▸ What is expected
Answer with a single number, the count of lines holding the word "Wisconsin".

Records from a dataset:
- - -
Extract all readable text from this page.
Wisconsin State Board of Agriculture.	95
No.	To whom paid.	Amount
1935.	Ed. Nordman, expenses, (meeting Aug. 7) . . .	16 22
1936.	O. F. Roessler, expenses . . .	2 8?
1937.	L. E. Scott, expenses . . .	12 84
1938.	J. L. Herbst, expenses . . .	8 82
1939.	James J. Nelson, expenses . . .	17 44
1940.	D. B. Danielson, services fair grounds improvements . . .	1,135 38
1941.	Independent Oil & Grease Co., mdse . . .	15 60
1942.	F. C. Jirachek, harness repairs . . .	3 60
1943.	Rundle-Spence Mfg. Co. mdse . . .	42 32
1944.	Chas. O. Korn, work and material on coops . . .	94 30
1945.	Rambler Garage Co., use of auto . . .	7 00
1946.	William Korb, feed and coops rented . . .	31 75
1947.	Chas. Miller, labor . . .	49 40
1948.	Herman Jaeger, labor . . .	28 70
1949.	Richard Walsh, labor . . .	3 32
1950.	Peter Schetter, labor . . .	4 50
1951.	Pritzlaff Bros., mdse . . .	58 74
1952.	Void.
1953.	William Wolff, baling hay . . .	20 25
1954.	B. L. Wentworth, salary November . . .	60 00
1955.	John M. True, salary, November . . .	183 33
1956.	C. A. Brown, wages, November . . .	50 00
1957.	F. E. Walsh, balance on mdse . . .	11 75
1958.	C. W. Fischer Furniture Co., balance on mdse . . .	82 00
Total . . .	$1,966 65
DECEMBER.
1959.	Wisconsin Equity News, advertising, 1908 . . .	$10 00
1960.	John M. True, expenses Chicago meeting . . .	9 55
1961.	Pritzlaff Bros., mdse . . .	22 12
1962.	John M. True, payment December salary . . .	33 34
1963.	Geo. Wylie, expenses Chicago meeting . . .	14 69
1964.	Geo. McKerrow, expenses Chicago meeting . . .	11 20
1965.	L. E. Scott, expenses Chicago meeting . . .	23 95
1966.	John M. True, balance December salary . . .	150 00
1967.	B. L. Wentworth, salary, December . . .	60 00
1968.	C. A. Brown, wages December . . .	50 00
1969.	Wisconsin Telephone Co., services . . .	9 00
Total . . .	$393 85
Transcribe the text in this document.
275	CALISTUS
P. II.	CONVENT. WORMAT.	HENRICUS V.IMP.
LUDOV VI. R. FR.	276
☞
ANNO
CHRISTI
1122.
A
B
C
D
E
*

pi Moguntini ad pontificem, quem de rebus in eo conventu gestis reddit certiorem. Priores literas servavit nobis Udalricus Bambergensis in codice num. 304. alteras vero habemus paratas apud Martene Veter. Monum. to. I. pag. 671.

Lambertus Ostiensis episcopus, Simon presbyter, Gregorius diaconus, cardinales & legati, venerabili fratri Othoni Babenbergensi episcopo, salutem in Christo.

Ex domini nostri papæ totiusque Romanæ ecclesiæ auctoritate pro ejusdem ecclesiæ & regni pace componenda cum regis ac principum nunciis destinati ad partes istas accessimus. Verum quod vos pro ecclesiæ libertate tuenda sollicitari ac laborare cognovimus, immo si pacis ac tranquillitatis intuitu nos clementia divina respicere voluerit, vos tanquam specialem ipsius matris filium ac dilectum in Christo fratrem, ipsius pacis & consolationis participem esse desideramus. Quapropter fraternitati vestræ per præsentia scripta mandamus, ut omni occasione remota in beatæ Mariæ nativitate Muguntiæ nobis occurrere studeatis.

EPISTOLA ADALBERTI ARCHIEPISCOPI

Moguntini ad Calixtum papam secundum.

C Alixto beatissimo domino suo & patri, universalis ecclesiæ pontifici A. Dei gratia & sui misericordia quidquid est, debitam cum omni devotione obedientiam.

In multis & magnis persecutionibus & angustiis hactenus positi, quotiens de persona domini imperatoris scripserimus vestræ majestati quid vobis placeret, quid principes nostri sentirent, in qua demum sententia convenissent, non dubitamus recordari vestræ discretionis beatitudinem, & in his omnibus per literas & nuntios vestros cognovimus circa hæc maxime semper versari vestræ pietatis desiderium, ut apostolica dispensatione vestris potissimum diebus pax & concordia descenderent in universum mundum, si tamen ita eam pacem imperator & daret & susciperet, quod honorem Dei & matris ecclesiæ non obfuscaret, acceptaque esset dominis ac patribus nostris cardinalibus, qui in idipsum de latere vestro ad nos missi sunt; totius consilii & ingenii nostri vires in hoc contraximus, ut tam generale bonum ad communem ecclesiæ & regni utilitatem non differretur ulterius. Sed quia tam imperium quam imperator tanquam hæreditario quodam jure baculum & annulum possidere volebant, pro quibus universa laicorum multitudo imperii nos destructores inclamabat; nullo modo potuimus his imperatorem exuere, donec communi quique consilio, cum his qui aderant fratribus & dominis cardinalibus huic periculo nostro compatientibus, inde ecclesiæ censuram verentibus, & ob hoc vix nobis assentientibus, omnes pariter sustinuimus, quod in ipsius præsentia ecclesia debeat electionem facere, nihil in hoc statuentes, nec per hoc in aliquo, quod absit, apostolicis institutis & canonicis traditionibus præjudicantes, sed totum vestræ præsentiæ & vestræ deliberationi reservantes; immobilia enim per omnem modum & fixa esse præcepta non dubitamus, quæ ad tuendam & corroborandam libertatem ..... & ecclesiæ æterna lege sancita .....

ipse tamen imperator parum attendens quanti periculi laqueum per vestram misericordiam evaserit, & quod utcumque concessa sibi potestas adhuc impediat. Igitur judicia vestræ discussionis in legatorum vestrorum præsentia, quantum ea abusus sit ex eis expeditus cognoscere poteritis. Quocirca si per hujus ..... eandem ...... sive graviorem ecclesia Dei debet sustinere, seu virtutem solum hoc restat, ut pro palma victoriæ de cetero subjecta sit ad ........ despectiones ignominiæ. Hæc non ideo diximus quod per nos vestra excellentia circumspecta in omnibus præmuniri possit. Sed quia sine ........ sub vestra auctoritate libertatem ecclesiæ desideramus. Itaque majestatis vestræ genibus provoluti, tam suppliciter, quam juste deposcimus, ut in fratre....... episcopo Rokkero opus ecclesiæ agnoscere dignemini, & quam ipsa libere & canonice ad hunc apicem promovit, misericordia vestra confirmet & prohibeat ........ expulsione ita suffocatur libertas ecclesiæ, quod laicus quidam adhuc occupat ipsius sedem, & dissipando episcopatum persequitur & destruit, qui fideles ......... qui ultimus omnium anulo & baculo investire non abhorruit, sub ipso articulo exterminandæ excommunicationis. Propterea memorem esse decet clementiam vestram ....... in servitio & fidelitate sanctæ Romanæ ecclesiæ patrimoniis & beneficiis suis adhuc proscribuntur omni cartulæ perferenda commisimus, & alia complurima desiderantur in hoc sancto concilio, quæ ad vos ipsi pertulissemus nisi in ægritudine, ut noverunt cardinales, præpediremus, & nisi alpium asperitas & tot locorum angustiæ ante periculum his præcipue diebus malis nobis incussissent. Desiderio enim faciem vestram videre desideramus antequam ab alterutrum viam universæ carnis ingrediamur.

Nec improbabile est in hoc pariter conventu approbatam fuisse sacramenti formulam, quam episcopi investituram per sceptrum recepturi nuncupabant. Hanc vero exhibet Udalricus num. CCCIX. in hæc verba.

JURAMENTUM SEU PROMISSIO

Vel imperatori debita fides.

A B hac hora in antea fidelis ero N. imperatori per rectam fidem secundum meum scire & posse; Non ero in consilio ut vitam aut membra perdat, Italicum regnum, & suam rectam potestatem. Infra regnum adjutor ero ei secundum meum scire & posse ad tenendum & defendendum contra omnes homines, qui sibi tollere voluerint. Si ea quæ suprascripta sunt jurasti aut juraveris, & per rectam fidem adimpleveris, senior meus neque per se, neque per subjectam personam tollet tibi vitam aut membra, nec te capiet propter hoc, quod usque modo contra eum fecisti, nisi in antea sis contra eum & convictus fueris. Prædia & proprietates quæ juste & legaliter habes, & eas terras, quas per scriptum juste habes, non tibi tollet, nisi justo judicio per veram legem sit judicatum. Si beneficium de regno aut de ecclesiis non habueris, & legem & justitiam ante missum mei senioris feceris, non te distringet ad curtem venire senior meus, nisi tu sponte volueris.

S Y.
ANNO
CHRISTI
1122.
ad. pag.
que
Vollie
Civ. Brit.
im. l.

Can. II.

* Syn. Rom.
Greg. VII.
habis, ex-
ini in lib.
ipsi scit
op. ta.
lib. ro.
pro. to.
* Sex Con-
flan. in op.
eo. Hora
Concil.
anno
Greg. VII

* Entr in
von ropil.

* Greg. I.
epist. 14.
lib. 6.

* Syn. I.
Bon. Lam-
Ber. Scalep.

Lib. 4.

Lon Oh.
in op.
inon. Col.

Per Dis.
- - -
▸ Response below
3